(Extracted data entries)
^^^^

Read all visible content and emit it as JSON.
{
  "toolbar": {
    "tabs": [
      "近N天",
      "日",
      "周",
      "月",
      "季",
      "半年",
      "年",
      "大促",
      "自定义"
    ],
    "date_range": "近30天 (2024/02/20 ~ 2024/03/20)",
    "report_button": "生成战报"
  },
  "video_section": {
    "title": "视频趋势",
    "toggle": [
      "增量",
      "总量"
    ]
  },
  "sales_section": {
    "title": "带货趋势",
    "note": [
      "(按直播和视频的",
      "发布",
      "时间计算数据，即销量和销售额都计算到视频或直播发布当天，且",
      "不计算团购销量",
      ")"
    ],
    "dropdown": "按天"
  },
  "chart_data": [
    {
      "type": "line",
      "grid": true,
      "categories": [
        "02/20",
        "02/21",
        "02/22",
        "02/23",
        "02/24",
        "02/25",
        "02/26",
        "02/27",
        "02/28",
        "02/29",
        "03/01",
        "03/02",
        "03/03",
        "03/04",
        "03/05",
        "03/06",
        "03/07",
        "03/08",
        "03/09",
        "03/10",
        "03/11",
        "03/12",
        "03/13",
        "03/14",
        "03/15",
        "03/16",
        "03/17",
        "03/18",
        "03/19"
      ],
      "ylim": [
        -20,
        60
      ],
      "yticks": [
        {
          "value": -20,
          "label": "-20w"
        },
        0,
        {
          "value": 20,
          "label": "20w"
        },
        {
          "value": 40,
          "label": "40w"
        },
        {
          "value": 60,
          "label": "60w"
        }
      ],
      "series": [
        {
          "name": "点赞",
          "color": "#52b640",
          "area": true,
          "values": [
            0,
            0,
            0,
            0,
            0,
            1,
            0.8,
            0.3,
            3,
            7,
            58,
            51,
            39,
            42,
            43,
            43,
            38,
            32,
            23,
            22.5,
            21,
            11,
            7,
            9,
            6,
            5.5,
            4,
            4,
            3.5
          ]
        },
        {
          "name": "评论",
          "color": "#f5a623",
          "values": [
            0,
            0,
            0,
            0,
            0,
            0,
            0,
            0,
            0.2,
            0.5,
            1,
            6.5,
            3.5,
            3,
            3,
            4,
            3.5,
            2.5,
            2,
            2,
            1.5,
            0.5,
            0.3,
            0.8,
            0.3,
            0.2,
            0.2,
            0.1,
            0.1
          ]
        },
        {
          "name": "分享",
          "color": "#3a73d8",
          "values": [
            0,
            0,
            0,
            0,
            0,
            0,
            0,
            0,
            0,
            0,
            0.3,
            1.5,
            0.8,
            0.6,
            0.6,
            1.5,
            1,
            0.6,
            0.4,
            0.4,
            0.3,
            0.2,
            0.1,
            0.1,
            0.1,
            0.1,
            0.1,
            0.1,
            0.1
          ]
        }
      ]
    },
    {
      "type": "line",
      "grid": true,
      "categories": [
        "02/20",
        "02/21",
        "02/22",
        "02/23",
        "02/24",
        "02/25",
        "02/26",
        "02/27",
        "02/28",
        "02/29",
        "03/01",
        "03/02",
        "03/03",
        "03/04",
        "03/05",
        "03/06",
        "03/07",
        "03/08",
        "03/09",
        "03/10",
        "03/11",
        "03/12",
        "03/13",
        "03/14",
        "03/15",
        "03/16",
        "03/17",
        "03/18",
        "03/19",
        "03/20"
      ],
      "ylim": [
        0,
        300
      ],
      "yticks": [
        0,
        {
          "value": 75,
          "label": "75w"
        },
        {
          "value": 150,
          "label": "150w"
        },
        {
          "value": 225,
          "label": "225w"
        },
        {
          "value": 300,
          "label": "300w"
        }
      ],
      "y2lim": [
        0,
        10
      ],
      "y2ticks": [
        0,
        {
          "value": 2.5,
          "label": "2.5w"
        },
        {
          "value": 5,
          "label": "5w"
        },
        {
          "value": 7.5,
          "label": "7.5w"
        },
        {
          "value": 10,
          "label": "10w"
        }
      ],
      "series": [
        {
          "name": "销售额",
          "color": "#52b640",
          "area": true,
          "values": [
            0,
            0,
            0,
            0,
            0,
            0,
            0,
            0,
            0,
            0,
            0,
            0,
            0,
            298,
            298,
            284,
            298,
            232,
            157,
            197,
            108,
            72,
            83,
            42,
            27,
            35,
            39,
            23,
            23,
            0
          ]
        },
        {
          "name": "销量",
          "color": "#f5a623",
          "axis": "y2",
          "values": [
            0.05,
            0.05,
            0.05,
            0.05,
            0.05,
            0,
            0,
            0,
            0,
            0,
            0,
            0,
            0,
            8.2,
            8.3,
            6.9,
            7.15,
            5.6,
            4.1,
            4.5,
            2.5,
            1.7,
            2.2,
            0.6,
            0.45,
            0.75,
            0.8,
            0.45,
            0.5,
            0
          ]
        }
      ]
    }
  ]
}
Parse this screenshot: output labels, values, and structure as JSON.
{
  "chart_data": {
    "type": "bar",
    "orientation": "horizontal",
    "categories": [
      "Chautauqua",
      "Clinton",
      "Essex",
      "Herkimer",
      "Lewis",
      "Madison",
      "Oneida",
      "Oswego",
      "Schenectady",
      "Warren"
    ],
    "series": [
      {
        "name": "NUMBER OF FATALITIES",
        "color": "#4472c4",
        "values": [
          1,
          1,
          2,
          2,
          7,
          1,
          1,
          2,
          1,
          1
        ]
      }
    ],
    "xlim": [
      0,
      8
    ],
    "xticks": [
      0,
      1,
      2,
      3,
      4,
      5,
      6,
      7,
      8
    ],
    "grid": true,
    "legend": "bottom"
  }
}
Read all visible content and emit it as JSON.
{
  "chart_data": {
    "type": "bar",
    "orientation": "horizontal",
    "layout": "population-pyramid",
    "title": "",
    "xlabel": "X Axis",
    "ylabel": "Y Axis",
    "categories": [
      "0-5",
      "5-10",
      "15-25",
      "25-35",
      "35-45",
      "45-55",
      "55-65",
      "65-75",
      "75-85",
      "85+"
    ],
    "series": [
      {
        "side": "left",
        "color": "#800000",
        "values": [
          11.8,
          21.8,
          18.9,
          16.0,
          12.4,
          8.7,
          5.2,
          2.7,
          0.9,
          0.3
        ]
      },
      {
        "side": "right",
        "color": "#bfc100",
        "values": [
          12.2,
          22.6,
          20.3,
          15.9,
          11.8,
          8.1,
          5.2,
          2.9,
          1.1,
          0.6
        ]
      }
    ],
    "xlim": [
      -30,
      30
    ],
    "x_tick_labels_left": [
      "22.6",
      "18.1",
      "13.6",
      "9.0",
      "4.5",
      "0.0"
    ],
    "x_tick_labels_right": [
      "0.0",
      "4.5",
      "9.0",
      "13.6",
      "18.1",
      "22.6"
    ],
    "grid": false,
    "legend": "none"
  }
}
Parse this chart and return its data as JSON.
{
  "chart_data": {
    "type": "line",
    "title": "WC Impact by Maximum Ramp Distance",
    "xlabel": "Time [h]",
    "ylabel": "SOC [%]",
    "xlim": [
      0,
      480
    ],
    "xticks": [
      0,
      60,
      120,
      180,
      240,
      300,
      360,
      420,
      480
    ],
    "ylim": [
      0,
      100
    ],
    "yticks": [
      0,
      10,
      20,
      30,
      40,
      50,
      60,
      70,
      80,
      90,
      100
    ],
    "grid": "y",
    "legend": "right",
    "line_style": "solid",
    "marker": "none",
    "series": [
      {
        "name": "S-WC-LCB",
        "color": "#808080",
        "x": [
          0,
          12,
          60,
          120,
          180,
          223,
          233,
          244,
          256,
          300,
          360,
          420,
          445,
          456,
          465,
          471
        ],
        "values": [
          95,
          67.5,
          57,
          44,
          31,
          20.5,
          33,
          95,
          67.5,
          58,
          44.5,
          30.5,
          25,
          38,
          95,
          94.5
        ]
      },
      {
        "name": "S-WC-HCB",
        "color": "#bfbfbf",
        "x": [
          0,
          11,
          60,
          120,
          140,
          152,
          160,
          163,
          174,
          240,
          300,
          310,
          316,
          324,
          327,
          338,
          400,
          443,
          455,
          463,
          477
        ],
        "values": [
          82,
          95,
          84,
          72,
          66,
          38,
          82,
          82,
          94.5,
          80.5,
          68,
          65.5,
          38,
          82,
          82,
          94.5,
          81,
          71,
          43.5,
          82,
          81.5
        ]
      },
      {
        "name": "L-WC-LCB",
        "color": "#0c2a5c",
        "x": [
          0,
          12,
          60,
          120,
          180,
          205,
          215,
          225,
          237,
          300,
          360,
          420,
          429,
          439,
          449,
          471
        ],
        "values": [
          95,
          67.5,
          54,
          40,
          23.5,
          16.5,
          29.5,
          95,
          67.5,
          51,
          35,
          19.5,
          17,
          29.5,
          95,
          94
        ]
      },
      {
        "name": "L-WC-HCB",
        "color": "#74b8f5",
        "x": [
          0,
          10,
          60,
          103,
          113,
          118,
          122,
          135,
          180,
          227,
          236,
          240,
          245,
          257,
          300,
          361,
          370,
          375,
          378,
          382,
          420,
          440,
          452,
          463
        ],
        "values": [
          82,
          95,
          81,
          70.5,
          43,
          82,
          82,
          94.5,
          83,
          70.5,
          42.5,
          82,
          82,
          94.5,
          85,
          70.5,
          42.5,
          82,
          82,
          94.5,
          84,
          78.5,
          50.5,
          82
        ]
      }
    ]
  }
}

^^^^

What is the number of lines in the data that hold the string "JSON"? Answer with the number only.

§ IN RESPONSE: 4